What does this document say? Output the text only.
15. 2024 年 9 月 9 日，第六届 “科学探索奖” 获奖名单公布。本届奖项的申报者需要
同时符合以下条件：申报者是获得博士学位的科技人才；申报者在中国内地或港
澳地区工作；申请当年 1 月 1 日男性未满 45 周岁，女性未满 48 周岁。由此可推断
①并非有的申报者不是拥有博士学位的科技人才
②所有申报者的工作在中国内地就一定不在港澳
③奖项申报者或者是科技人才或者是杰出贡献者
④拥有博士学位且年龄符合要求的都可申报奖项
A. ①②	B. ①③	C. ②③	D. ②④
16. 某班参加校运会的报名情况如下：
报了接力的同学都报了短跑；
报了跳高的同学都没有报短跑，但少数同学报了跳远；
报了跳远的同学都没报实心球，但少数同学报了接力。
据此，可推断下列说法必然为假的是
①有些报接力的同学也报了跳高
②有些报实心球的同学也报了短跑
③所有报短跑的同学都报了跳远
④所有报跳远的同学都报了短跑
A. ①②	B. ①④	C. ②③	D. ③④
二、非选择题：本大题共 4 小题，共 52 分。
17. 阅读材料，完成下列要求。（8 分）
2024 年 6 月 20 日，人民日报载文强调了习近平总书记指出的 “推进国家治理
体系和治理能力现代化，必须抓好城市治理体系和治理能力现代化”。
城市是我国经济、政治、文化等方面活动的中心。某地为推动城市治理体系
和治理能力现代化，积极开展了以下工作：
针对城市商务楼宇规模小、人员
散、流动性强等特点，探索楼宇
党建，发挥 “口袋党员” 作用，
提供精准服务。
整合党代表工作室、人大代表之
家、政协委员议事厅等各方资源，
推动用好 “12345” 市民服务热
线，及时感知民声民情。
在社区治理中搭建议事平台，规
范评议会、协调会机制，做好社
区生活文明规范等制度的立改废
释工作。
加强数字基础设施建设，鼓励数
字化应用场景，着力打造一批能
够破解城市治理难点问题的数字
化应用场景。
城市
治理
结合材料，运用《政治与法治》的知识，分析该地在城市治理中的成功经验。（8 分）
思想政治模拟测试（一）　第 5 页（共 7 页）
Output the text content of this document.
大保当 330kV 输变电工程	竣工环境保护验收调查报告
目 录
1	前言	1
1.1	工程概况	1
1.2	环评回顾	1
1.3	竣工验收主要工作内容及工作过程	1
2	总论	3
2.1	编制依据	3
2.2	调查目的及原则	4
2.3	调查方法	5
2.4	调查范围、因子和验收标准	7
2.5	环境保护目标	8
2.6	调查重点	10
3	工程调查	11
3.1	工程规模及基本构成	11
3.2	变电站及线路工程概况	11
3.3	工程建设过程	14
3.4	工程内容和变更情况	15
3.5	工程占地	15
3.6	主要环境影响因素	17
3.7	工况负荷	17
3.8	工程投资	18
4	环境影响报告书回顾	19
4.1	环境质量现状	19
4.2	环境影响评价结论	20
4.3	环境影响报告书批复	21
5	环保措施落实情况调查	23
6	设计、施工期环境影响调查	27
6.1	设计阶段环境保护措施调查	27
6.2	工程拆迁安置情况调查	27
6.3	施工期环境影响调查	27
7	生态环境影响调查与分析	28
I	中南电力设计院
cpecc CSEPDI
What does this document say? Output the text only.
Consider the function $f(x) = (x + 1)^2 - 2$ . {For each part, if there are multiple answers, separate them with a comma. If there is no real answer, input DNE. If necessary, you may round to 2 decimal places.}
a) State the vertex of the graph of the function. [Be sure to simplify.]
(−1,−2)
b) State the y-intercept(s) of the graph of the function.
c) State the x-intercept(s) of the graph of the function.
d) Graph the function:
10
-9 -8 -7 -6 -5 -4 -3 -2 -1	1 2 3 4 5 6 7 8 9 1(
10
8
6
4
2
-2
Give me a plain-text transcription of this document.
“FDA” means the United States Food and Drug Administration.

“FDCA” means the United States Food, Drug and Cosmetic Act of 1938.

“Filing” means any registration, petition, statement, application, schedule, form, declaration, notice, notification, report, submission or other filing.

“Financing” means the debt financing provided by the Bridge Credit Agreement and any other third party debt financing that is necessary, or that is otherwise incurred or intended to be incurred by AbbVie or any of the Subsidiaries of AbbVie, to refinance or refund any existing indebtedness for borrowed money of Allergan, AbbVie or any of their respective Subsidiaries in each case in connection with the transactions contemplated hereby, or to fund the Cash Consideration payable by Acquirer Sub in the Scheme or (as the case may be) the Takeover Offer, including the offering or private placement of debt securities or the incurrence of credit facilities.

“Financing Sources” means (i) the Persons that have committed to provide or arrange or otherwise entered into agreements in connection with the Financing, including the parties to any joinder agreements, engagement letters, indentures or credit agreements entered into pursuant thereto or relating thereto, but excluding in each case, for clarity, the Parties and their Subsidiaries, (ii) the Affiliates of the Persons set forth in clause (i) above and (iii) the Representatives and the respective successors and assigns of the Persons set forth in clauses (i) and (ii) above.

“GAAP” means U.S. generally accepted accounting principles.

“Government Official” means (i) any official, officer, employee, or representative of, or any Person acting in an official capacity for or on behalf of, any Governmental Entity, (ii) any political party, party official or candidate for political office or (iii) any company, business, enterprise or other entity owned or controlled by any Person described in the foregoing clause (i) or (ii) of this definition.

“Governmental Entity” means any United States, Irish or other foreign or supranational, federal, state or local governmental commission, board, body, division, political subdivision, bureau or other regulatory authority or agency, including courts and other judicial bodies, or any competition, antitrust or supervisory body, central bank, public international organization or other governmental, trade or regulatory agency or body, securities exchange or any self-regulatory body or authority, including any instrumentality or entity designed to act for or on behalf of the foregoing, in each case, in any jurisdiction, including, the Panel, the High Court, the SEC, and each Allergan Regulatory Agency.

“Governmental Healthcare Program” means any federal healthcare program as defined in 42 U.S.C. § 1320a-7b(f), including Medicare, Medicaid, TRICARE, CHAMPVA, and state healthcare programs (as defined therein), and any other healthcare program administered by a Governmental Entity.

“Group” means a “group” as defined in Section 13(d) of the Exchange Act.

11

Task directions:
Work out how many lines of the listing above include the word "document". Reply with nothing but the count.

Completed exercise:
4